**Given request**
Look through the data for the string "caption". Copy every line where it is found.
++++++
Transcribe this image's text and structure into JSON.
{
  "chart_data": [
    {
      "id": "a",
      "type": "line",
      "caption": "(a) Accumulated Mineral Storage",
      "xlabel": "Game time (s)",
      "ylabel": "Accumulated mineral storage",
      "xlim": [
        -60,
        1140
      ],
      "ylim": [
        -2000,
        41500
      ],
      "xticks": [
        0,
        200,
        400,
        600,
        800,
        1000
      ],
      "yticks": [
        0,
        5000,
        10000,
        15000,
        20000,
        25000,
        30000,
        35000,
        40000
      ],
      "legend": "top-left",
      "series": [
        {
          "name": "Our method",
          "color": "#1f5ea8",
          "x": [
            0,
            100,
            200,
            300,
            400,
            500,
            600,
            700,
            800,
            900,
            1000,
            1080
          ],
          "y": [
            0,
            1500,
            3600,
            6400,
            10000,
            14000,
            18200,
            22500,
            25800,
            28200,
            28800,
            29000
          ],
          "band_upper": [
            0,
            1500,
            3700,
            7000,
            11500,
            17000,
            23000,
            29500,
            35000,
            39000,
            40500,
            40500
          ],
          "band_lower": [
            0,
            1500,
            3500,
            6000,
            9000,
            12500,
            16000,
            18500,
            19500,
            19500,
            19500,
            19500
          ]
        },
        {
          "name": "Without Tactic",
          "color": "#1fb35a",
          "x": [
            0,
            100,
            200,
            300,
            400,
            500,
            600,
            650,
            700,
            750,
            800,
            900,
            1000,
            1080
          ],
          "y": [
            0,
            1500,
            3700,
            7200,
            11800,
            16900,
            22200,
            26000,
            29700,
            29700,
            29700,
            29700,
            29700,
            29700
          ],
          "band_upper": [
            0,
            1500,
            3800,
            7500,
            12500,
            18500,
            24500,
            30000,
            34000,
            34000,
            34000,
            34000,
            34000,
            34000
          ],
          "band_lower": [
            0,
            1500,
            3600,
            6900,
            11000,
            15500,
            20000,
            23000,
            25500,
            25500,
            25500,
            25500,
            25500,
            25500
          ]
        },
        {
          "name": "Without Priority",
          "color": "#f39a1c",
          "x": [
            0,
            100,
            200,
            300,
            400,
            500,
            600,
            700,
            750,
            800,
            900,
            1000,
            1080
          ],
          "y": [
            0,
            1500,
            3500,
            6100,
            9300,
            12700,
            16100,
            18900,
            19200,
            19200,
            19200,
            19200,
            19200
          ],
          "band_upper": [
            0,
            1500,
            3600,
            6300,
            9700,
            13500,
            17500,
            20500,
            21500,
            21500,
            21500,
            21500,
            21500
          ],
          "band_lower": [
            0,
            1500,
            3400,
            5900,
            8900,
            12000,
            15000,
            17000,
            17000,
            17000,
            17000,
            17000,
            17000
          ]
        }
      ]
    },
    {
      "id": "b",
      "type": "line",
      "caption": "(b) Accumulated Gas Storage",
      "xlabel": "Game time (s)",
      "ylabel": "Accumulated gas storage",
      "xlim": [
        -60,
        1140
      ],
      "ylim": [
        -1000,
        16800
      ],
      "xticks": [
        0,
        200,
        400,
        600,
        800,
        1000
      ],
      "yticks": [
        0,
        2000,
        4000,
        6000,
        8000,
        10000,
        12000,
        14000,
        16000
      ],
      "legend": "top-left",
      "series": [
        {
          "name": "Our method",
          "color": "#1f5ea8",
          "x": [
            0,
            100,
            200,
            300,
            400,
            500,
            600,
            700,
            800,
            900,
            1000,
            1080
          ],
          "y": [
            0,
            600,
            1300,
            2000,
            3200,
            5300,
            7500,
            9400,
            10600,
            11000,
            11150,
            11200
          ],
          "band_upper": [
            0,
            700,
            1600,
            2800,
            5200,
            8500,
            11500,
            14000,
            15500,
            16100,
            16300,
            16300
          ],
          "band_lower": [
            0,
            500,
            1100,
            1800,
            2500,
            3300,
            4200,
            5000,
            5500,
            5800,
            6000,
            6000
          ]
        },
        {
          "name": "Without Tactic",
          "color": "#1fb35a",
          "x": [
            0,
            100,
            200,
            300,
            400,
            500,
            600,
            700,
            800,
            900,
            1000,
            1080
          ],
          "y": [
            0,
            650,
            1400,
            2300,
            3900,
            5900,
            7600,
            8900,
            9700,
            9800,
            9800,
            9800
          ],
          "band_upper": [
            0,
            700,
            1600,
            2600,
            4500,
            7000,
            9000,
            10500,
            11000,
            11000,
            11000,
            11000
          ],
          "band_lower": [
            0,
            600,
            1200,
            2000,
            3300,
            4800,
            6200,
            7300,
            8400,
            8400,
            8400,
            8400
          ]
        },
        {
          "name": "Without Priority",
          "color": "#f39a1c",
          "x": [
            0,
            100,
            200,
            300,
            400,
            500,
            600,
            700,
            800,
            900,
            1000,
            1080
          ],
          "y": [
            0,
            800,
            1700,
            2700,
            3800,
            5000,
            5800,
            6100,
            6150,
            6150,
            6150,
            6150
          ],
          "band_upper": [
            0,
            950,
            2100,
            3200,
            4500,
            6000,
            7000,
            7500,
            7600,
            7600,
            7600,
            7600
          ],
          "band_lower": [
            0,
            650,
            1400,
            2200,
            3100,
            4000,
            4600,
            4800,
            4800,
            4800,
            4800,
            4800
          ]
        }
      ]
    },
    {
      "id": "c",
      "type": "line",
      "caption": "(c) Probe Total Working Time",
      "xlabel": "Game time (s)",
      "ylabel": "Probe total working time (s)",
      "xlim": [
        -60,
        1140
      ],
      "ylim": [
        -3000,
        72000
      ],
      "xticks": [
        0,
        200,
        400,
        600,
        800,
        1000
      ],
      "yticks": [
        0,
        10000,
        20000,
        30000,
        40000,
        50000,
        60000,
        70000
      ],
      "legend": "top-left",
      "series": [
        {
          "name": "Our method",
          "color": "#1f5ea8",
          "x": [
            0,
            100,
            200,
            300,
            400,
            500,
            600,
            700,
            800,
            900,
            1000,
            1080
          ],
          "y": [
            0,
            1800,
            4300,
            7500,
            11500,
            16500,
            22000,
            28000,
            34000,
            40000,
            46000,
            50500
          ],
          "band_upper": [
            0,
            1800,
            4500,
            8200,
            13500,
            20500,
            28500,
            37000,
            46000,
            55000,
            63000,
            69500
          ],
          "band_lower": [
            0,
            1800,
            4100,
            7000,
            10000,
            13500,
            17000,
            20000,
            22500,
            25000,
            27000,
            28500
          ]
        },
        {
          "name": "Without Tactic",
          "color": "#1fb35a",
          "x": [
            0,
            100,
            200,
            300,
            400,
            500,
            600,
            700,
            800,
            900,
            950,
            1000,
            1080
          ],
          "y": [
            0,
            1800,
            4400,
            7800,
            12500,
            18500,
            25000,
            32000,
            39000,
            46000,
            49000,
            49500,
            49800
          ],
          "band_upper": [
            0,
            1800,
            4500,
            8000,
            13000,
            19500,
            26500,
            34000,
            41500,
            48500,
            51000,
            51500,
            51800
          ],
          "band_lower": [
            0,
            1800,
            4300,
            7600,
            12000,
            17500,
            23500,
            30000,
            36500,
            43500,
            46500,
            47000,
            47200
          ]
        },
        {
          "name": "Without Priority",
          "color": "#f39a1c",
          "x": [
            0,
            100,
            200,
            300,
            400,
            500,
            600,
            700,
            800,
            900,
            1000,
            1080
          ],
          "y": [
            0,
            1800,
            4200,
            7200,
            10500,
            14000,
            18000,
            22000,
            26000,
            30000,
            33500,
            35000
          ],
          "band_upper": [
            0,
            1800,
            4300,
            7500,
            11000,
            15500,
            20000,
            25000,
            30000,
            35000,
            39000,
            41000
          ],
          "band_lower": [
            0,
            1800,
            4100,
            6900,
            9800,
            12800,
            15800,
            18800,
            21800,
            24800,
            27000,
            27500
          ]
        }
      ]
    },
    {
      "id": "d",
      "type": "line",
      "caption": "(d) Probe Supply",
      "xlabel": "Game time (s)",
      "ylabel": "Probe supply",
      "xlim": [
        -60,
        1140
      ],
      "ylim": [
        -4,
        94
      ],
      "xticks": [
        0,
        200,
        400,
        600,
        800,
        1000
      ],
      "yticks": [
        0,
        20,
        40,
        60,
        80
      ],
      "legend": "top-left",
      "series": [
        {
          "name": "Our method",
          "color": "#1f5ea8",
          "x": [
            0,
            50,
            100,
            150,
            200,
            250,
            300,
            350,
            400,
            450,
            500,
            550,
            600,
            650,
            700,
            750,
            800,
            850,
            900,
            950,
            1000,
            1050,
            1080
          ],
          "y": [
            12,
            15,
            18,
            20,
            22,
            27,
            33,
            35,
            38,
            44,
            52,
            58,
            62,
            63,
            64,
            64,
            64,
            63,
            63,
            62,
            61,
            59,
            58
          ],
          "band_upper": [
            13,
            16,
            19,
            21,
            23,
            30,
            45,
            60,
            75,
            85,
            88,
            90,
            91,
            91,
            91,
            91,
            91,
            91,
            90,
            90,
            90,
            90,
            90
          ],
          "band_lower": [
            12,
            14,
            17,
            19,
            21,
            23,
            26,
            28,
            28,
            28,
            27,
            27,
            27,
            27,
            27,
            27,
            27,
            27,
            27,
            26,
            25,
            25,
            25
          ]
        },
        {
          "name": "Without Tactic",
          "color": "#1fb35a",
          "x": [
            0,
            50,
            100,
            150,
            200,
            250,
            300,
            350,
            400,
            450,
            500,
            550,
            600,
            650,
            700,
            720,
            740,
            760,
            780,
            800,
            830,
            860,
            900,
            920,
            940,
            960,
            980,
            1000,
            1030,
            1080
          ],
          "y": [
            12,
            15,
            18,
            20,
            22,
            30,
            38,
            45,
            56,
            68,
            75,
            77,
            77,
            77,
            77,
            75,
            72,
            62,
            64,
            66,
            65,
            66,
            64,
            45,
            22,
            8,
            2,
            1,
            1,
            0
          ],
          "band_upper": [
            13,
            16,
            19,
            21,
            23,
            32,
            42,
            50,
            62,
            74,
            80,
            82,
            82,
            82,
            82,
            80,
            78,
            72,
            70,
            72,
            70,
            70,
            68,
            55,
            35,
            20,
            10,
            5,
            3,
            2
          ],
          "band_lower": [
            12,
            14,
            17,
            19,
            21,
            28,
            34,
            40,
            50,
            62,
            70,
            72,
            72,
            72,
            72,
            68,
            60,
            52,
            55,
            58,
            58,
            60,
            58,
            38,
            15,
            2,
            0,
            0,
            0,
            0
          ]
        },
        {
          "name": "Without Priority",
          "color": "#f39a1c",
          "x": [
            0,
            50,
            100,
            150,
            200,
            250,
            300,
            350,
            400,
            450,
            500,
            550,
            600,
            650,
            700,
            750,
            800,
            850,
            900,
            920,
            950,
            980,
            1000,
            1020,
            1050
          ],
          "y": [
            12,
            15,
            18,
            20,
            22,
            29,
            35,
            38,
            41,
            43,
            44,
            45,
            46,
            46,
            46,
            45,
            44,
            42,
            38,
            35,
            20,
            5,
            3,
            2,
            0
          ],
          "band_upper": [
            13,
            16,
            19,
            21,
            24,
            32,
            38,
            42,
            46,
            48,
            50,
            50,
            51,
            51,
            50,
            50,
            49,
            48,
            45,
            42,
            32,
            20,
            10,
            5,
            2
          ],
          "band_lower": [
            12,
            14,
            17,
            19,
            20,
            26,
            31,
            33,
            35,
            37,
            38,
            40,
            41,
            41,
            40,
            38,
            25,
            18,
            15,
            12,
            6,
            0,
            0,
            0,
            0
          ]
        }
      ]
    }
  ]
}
++++++
**Solution for this problem**
      "caption": "(a) Accumulated Mineral Storage",
      "caption": "(b) Accumulated Gas Storage",
      "caption": "(c) Probe Total Working Time",
      "caption": "(d) Probe Supply",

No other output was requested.